(Stored data entries)
START
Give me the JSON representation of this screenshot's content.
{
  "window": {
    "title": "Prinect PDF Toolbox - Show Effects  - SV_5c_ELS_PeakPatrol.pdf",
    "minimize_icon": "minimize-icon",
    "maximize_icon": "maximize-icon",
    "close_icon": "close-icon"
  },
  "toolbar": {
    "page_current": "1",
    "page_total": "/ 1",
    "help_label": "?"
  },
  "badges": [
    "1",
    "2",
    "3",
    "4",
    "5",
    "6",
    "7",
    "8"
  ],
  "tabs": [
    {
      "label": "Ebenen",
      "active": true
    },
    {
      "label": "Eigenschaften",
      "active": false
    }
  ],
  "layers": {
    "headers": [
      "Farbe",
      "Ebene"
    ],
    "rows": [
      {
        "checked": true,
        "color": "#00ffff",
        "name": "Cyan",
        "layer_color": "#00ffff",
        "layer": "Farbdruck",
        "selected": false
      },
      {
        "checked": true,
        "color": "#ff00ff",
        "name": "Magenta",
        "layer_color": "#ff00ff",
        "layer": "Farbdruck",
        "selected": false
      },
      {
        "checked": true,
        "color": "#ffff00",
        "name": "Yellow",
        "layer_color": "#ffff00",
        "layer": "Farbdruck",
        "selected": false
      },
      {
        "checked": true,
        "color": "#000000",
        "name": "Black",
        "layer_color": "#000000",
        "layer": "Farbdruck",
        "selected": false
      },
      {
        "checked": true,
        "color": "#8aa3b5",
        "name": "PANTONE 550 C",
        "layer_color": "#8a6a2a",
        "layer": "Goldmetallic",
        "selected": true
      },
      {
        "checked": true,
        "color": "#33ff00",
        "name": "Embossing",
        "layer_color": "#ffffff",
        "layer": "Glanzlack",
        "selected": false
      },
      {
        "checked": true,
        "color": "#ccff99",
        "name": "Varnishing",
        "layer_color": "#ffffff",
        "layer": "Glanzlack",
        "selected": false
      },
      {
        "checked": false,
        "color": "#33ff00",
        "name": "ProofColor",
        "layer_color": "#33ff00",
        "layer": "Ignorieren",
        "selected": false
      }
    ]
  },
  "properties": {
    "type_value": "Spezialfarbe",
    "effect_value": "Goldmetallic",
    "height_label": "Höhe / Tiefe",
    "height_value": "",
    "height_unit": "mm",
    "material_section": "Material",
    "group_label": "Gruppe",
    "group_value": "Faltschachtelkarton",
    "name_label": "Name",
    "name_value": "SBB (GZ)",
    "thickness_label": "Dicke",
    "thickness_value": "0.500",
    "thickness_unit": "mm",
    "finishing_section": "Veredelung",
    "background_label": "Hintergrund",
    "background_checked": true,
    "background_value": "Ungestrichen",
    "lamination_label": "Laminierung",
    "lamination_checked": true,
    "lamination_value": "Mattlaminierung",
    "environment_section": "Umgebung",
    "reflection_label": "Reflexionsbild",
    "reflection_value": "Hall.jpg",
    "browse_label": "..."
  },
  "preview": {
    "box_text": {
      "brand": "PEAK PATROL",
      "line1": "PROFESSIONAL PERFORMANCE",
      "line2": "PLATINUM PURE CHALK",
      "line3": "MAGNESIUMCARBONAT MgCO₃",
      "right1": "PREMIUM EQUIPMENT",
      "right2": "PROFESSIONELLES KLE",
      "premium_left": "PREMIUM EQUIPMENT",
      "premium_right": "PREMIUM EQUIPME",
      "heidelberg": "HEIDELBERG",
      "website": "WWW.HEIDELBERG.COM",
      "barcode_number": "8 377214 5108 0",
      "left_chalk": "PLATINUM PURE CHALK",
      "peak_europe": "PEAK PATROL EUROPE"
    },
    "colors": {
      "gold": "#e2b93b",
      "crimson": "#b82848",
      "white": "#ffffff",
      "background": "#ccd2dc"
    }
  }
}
END
Write down the full listing again, exactly.

Give me the JSON representation of this screenshot's content.
{
  "window": {
    "title": "Prinect PDF Toolbox - Show Effects  - SV_5c_ELS_PeakPatrol.pdf",
    "minimize_icon": "minimize-icon",
    "maximize_icon": "maximize-icon",
    "close_icon": "close-icon"
  },
  "toolbar": {
    "page_current": "1",
    "page_total": "/ 1",
    "help_label": "?"
  },
  "badges": [
    "1",
    "2",
    "3",
    "4",
    "5",
    "6",
    "7",
    "8"
  ],
  "tabs": [
    {
      "label": "Ebenen",
      "active": true
    },
    {
      "label": "Eigenschaften",
      "active": false
    }
  ],
  "layers": {
    "headers": [
      "Farbe",
      "Ebene"
    ],
    "rows": [
      {
        "checked": true,
        "color": "#00ffff",
        "name": "Cyan",
        "layer_color": "#00ffff",
        "layer": "Farbdruck",
        "selected": false
      },
      {
        "checked": true,
        "color": "#ff00ff",
        "name": "Magenta",
        "layer_color": "#ff00ff",
        "layer": "Farbdruck",
        "selected": false
      },
      {
        "checked": true,
        "color": "#ffff00",
        "name": "Yellow",
        "layer_color": "#ffff00",
        "layer": "Farbdruck",
        "selected": false
      },
      {
        "checked": true,
        "color": "#000000",
        "name": "Black",
        "layer_color": "#000000",
        "layer": "Farbdruck",
        "selected": false
      },
      {
        "checked": true,
        "color": "#8aa3b5",
        "name": "PANTONE 550 C",
        "layer_color": "#8a6a2a",
        "layer": "Goldmetallic",
        "selected": true
      },
      {
        "checked": true,
        "color": "#33ff00",
        "name": "Embossing",
        "layer_color": "#ffffff",
        "layer": "Glanzlack",
        "selected": false
      },
      {
        "checked": true,
        "color": "#ccff99",
        "name": "Varnishing",
        "layer_color": "#ffffff",
        "layer": "Glanzlack",
        "selected": false
      },
      {
        "checked": false,
        "color": "#33ff00",
        "name": "ProofColor",
        "layer_color": "#33ff00",
        "layer": "Ignorieren",
        "selected": false
      }
    ]
  },
  "properties": {
    "type_value": "Spezialfarbe",
    "effect_value": "Goldmetallic",
    "height_label": "Höhe / Tiefe",
    "height_value": "",
    "height_unit": "mm",
    "material_section": "Material",
    "group_label": "Gruppe",
    "group_value": "Faltschachtelkarton",
    "name_label": "Name",
    "name_value": "SBB (GZ)",
    "thickness_label": "Dicke",
    "thickness_value": "0.500",
    "thickness_unit": "mm",
    "finishing_section": "Veredelung",
    "background_label": "Hintergrund",
    "background_checked": true,
    "background_value": "Ungestrichen",
    "lamination_label": "Laminierung",
    "lamination_checked": true,
    "lamination_value": "Mattlaminierung",
    "environment_section": "Umgebung",
    "reflection_label": "Reflexionsbild",
    "reflection_value": "Hall.jpg",
    "browse_label": "..."
  },
  "preview": {
    "box_text": {
      "brand": "PEAK PATROL",
      "line1": "PROFESSIONAL PERFORMANCE",
      "line2": "PLATINUM PURE CHALK",
      "line3": "MAGNESIUMCARBONAT MgCO₃",
      "right1": "PREMIUM EQUIPMENT",
      "right2": "PROFESSIONELLES KLE",
      "premium_left": "PREMIUM EQUIPMENT",
      "premium_right": "PREMIUM EQUIPME",
      "heidelberg": "HEIDELBERG",
      "website": "WWW.HEIDELBERG.COM",
      "barcode_number": "8 377214 5108 0",
      "left_chalk": "PLATINUM PURE CHALK",
      "peak_europe": "PEAK PATROL EUROPE"
    },
    "colors": {
      "gold": "#e2b93b",
      "crimson": "#b82848",
      "white": "#ffffff",
      "background": "#ccd2dc"
    }
  }
}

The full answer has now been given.